*REQUIREMENTS*. Go through the records and show each line where the word "title" occurs.

*DATASET RECORDS*.
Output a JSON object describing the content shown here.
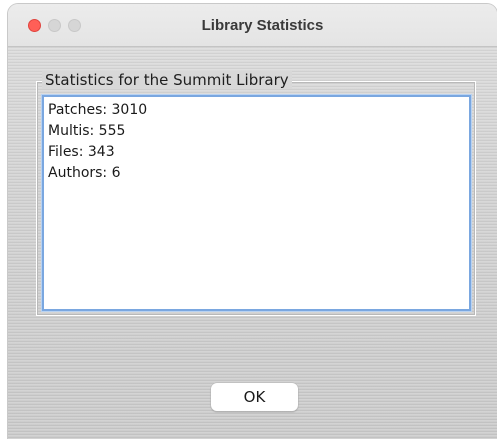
{
  "window": {
    "title": "Library Statistics"
  },
  "group": {
    "title": "Statistics for the Summit Library"
  },
  "stats": [
    "Patches: 3010",
    "Multis: 555",
    "Files: 343",
    "Authors: 6"
  ],
  "buttons": {
    "ok_label": "OK"
  },
  "colors": {
    "close": "#ff5f57",
    "focus_ring": "#7aa7e0"
  }
}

*COMPLETE OUTPUT*.
    "title": "Library Statistics"
    "title": "Statistics for the Summit Library"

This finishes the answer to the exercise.